--- START Available data ---

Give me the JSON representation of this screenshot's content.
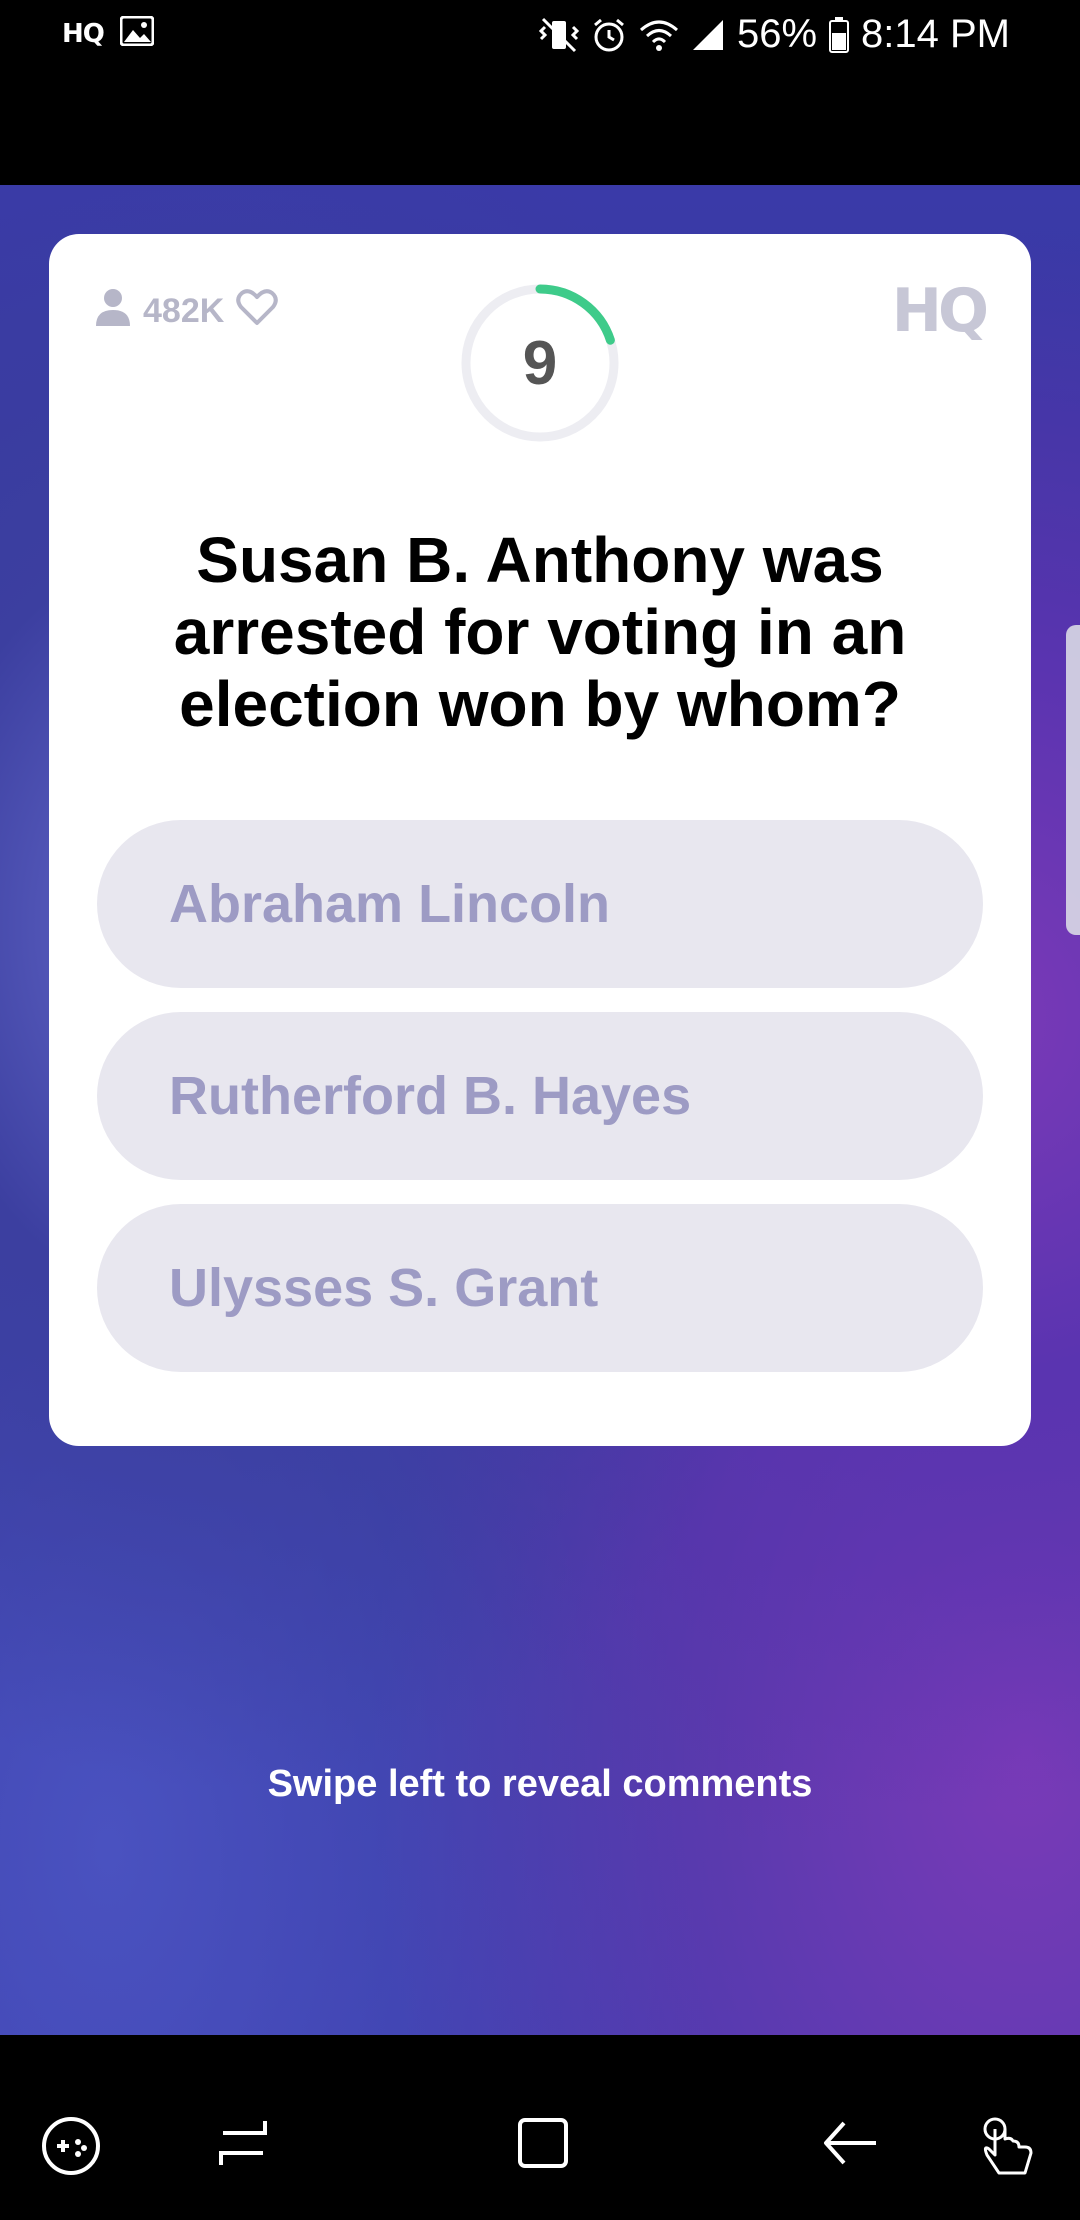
{
  "status_bar": {
    "left_app": "HQ",
    "battery": "56%",
    "time": "8:14 PM"
  },
  "game": {
    "viewers": "482K",
    "timer": "9",
    "timer_progress": 0.2,
    "logo": "HQ",
    "question": "Susan B. Anthony was arrested for voting in an election won by whom?",
    "answers": [
      {
        "label": "Abraham Lincoln"
      },
      {
        "label": "Rutherford B. Hayes"
      },
      {
        "label": "Ulysses S. Grant"
      }
    ],
    "swipe_hint": "Swipe left to reveal comments"
  },
  "colors": {
    "accent_green": "#3ecb8a",
    "answer_bg": "#e8e7ef",
    "answer_text": "#9d9bc4"
  },
  "nav_icons": [
    "game-tools-icon",
    "recent-apps-icon",
    "home-icon",
    "back-icon",
    "touch-gesture-icon"
  ]
}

--- END Available data ---

> **To do**
Each entry above is to be written out again unchanged, apart from the pictures, which are left out.

> **The output**
Give me the JSON representation of this screenshot's content.
{
  "status_bar": {
    "left_app": "HQ",
    "battery": "56%",
    "time": "8:14 PM"
  },
  "game": {
    "viewers": "482K",
    "timer": "9",
    "timer_progress": 0.2,
    "logo": "HQ",
    "question": "Susan B. Anthony was arrested for voting in an election won by whom?",
    "answers": [
      {
        "label": "Abraham Lincoln"
      },
      {
        "label": "Rutherford B. Hayes"
      },
      {
        "label": "Ulysses S. Grant"
      }
    ],
    "swipe_hint": "Swipe left to reveal comments"
  },
  "colors": {
    "accent_green": "#3ecb8a",
    "answer_bg": "#e8e7ef",
    "answer_text": "#9d9bc4"
  },
  "nav_icons": [
    "game-tools-icon",
    "recent-apps-icon",
    "home-icon",
    "back-icon",
    "touch-gesture-icon"
  ]
}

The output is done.